• GIVEN TASK
Pull every line containing "frac" from the entries.

• MATERIAL FOR THIS EXERCISE
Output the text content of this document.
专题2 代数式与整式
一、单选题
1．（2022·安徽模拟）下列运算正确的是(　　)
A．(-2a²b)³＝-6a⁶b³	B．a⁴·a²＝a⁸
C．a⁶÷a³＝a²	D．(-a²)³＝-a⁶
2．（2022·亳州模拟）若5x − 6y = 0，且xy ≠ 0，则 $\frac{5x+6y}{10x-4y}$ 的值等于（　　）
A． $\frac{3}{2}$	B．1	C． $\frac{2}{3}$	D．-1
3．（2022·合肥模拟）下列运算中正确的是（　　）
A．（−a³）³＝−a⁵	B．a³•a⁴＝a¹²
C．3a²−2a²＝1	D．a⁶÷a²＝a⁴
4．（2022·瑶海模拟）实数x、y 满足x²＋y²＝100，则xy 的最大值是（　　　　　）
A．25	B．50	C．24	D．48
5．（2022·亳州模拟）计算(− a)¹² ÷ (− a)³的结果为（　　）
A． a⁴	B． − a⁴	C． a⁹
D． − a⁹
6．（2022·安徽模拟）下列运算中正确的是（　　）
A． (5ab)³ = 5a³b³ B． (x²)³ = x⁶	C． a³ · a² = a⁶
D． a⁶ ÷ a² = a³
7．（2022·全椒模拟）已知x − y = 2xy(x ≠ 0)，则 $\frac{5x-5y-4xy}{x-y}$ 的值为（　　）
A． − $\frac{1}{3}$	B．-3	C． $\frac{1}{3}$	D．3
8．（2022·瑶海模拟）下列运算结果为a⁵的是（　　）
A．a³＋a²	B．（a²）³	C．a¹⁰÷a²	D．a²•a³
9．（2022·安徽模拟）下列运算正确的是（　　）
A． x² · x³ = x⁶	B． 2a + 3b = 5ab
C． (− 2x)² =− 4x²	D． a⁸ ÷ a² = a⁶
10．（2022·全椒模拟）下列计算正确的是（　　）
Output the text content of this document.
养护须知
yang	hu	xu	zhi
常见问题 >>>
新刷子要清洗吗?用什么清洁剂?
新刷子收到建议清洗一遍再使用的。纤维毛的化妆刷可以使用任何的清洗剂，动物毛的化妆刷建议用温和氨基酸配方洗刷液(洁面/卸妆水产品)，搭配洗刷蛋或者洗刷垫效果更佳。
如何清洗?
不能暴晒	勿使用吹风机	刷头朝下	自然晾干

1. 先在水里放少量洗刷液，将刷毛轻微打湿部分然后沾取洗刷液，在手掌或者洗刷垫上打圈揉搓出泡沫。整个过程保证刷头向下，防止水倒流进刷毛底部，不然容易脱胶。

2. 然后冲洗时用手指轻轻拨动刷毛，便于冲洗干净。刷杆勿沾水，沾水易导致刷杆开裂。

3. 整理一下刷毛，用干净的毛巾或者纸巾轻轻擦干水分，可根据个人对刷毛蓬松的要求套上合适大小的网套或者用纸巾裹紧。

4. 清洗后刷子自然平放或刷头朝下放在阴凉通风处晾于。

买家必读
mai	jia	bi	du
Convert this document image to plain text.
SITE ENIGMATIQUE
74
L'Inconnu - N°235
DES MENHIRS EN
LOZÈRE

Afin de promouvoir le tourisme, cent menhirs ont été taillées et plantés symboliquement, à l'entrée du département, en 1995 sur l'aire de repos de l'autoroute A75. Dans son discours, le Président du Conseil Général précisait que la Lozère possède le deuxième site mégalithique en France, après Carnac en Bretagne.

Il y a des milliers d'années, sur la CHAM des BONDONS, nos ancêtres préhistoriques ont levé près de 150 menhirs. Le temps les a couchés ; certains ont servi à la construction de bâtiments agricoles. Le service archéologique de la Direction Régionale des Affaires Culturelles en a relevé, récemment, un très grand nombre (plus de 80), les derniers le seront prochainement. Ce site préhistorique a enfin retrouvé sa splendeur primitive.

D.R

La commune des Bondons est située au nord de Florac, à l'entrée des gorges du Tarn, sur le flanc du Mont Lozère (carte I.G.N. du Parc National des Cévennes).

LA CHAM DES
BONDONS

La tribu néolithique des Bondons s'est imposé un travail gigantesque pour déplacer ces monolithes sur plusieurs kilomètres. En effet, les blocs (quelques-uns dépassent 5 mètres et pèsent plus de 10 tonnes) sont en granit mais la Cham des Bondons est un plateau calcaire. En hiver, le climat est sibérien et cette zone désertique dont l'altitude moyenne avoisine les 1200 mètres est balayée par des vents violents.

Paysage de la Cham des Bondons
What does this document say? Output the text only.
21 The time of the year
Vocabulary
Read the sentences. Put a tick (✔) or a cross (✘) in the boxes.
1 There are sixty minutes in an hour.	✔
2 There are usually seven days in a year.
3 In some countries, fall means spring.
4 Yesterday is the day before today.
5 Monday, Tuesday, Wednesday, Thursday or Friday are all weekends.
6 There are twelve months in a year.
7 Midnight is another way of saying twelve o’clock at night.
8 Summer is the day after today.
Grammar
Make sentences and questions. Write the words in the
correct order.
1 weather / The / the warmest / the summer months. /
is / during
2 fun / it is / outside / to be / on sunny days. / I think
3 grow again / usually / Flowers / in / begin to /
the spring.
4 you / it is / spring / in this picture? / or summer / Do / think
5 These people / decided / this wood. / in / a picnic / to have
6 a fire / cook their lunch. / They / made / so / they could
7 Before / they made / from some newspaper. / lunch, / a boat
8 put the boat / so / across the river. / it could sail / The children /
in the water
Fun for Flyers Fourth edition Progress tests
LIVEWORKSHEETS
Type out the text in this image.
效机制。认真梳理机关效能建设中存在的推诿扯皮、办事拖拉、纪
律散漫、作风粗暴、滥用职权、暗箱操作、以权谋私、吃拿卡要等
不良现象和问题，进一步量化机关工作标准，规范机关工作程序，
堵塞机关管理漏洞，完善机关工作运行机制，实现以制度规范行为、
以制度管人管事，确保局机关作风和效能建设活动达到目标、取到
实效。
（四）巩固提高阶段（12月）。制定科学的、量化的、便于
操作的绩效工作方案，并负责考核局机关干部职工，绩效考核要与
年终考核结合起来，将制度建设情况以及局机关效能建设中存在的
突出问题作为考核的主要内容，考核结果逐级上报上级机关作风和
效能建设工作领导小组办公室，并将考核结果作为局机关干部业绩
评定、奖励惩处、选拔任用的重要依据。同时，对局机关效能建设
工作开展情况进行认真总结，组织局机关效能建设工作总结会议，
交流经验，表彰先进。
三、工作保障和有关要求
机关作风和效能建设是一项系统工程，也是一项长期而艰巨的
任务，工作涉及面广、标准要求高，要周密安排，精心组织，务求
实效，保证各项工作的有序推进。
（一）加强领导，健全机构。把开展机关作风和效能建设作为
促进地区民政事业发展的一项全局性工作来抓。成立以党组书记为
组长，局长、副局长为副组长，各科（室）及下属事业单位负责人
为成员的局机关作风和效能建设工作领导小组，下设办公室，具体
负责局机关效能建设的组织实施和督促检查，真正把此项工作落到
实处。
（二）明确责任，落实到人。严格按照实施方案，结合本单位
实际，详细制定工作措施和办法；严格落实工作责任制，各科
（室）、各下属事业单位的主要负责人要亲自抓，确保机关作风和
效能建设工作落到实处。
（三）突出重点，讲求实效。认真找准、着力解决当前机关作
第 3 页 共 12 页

• ANSWER TO THIS TASK
2．（2022·亳州模拟）若5x − 6y = 0，且xy ≠ 0，则 $\frac{5x+6y}{10x-4y}$ 的值等于（　　）
A． $\frac{3}{2}$	B．1	C． $\frac{2}{3}$	D．-1
7．（2022·全椒模拟）已知x − y = 2xy(x ≠ 0)，则 $\frac{5x-5y-4xy}{x-y}$ 的值为（　　）
A． − $\frac{1}{3}$	B．-3	C． $\frac{1}{3}$	D．3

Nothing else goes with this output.